[What to do]: Restate the entries word for word, omitting nothing.
>> Begin
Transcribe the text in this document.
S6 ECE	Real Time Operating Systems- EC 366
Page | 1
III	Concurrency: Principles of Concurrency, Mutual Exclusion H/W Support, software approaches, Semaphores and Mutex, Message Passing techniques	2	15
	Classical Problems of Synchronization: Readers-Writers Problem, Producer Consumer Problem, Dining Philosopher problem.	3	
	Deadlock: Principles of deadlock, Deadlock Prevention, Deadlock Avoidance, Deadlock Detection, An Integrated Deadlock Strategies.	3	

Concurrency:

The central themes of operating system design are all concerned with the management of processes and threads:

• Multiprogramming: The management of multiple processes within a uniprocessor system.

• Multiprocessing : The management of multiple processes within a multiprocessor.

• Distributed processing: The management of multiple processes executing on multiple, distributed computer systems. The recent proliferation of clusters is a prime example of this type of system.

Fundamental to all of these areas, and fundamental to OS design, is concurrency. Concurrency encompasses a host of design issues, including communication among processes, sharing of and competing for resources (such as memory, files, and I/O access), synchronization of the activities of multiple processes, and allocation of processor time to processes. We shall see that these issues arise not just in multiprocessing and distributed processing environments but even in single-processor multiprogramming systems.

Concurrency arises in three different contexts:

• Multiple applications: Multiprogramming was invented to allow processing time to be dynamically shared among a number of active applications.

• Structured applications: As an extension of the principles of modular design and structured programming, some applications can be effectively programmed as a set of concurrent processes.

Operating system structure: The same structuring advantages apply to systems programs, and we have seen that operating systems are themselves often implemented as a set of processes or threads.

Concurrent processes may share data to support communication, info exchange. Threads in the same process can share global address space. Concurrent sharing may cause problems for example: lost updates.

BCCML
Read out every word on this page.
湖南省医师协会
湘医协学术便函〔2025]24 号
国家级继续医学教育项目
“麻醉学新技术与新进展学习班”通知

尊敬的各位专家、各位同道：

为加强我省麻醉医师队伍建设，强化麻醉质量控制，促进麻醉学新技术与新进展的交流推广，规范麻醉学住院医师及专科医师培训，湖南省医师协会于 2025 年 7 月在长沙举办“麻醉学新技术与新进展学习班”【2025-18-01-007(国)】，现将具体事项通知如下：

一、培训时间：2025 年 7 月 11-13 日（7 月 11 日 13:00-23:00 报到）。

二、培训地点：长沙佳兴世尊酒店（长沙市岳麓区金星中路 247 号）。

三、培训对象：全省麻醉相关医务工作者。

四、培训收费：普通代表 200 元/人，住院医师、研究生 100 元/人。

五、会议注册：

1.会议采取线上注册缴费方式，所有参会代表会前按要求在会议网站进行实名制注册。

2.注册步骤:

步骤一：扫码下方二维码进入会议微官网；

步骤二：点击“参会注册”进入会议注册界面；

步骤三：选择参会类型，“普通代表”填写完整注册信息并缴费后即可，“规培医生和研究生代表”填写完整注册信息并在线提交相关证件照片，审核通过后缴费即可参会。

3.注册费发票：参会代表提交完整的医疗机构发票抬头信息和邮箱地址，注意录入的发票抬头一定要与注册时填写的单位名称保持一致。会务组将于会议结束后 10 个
>> End
[Solution for this task]:
Transcribe the text in this document.
S6 ECE	Real Time Operating Systems- EC 366
Page | 1
III	Concurrency: Principles of Concurrency, Mutual Exclusion H/W Support, software approaches, Semaphores and Mutex, Message Passing techniques	2	15
	Classical Problems of Synchronization: Readers-Writers Problem, Producer Consumer Problem, Dining Philosopher problem.	3	
	Deadlock: Principles of deadlock, Deadlock Prevention, Deadlock Avoidance, Deadlock Detection, An Integrated Deadlock Strategies.	3	

Concurrency:

The central themes of operating system design are all concerned with the management of processes and threads:

• Multiprogramming: The management of multiple processes within a uniprocessor system.

• Multiprocessing : The management of multiple processes within a multiprocessor.

• Distributed processing: The management of multiple processes executing on multiple, distributed computer systems. The recent proliferation of clusters is a prime example of this type of system.

Fundamental to all of these areas, and fundamental to OS design, is concurrency. Concurrency encompasses a host of design issues, including communication among processes, sharing of and competing for resources (such as memory, files, and I/O access), synchronization of the activities of multiple processes, and allocation of processor time to processes. We shall see that these issues arise not just in multiprocessing and distributed processing environments but even in single-processor multiprogramming systems.

Concurrency arises in three different contexts:

• Multiple applications: Multiprogramming was invented to allow processing time to be dynamically shared among a number of active applications.

• Structured applications: As an extension of the principles of modular design and structured programming, some applications can be effectively programmed as a set of concurrent processes.

Operating system structure: The same structuring advantages apply to systems programs, and we have seen that operating systems are themselves often implemented as a set of processes or threads.

Concurrent processes may share data to support communication, info exchange. Threads in the same process can share global address space. Concurrent sharing may cause problems for example: lost updates.

BCCML
Read out every word on this page.
湖南省医师协会
湘医协学术便函〔2025]24 号
国家级继续医学教育项目
“麻醉学新技术与新进展学习班”通知

尊敬的各位专家、各位同道：

为加强我省麻醉医师队伍建设，强化麻醉质量控制，促进麻醉学新技术与新进展的交流推广，规范麻醉学住院医师及专科医师培训，湖南省医师协会于 2025 年 7 月在长沙举办“麻醉学新技术与新进展学习班”【2025-18-01-007(国)】，现将具体事项通知如下：

一、培训时间：2025 年 7 月 11-13 日（7 月 11 日 13:00-23:00 报到）。

二、培训地点：长沙佳兴世尊酒店（长沙市岳麓区金星中路 247 号）。

三、培训对象：全省麻醉相关医务工作者。

四、培训收费：普通代表 200 元/人，住院医师、研究生 100 元/人。

五、会议注册：

1.会议采取线上注册缴费方式，所有参会代表会前按要求在会议网站进行实名制注册。

2.注册步骤:

步骤一：扫码下方二维码进入会议微官网；

步骤二：点击“参会注册”进入会议注册界面；

步骤三：选择参会类型，“普通代表”填写完整注册信息并缴费后即可，“规培医生和研究生代表”填写完整注册信息并在线提交相关证件照片，审核通过后缴费即可参会。

3.注册费发票：参会代表提交完整的医疗机构发票抬头信息和邮箱地址，注意录入的发票抬头一定要与注册时填写的单位名称保持一致。会务组将于会议结束后 10 个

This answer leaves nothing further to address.